**What to produce**
Below are some entries. Copy each line that holds the string "text".

** Begin Entries supplied **

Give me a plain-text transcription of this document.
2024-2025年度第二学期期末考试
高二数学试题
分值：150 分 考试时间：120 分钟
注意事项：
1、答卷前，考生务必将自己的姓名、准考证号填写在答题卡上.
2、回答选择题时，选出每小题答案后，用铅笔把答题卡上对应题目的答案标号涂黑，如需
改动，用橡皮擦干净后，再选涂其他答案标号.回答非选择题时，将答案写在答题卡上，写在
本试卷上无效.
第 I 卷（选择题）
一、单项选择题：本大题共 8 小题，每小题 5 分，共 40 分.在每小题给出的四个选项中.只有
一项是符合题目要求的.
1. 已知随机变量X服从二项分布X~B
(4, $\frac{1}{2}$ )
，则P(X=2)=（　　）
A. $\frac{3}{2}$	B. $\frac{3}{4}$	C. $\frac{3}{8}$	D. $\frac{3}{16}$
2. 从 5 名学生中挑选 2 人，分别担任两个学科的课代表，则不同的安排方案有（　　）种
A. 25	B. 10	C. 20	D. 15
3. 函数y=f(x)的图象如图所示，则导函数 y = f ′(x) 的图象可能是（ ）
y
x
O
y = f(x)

** End Entries supplied **
** Begin Entries supplied **

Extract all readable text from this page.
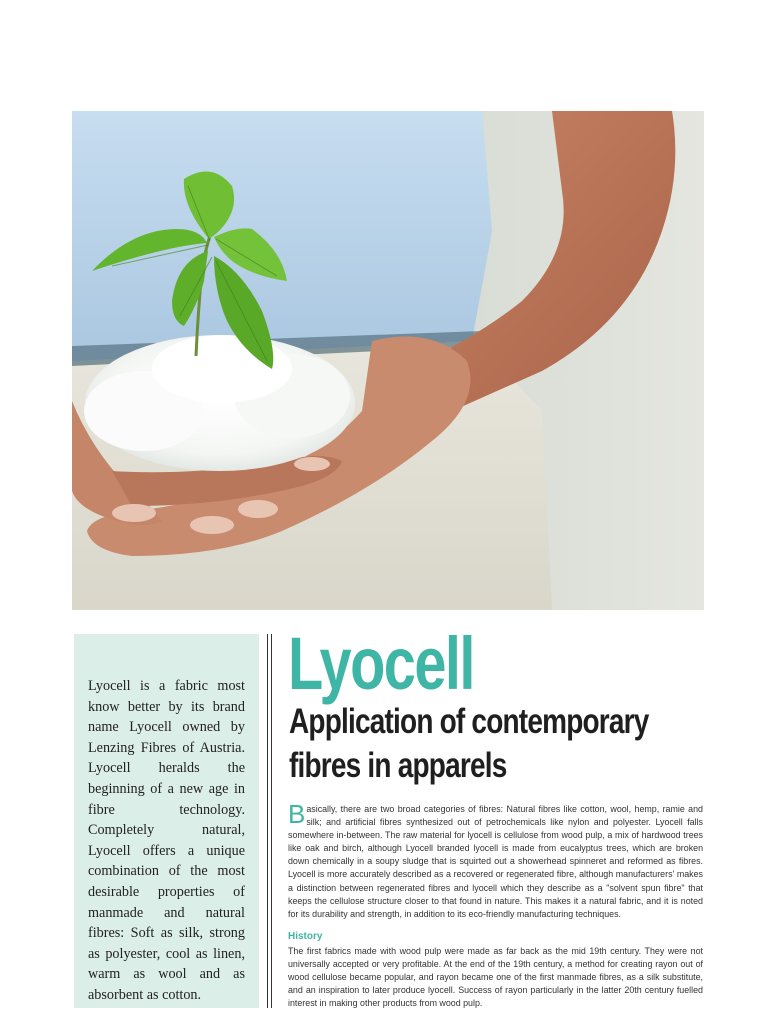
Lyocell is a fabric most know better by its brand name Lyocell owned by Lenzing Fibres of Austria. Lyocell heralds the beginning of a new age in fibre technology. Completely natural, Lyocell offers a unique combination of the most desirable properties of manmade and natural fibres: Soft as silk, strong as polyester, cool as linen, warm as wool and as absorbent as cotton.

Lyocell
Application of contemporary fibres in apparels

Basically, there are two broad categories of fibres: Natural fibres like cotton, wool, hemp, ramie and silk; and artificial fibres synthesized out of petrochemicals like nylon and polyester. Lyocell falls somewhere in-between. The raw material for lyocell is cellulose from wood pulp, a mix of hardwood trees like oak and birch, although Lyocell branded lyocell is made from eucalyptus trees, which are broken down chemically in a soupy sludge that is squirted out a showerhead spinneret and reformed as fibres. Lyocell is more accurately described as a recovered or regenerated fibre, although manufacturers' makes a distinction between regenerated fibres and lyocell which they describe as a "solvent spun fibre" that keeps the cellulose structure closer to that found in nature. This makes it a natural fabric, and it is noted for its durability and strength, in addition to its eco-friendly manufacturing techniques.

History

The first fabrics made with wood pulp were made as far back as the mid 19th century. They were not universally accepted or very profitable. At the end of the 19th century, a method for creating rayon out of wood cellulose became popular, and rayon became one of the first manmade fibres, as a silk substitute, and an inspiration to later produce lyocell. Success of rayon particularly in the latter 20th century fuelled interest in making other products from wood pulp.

** End Entries supplied **

**Complete output**
Give me a plain-text transcription of this document.
Extract all readable text from this page.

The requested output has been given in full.